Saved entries
• • •
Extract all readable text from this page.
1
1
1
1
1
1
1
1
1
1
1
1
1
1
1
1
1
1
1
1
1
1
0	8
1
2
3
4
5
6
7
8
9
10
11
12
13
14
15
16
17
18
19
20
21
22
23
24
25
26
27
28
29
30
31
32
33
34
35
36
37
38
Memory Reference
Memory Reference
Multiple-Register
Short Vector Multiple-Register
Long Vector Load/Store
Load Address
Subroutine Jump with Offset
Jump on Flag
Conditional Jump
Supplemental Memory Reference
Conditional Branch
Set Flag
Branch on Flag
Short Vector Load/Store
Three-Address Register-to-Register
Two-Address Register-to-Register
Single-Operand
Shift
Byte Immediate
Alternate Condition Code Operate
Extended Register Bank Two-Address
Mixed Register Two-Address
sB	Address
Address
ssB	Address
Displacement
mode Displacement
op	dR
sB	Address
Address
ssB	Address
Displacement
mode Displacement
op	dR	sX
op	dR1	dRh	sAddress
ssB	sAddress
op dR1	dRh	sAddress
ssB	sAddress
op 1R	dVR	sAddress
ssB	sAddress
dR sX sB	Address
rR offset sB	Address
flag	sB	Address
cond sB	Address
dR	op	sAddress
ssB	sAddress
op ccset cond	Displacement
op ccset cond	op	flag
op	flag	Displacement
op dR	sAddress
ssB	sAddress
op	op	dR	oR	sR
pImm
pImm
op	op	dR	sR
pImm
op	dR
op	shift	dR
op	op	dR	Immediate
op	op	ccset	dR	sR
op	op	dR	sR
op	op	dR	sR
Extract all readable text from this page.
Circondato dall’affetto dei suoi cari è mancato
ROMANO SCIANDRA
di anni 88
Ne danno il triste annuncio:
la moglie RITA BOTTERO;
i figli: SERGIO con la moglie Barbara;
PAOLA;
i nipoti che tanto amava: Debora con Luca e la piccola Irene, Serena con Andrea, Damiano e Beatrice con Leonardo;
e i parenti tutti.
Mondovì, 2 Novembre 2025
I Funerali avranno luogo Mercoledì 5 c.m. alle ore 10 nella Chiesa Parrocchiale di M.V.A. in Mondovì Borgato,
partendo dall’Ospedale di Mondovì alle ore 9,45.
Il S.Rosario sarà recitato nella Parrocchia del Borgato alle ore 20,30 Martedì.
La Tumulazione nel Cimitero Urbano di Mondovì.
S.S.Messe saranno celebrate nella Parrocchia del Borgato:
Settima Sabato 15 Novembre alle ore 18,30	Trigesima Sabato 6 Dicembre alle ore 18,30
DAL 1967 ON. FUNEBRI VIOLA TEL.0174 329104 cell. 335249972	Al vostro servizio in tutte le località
• • •
** EXERCISE **
In the records above, find each line with the word "Mondovì" and copy it.

** RESULT **
Mondovì, 2 Novembre 2025
I Funerali avranno luogo Mercoledì 5 c.m. alle ore 10 nella Chiesa Parrocchiale di M.V.A. in Mondovì Borgato,
partendo dall’Ospedale di Mondovì alle ore 9,45.
La Tumulazione nel Cimitero Urbano di Mondovì.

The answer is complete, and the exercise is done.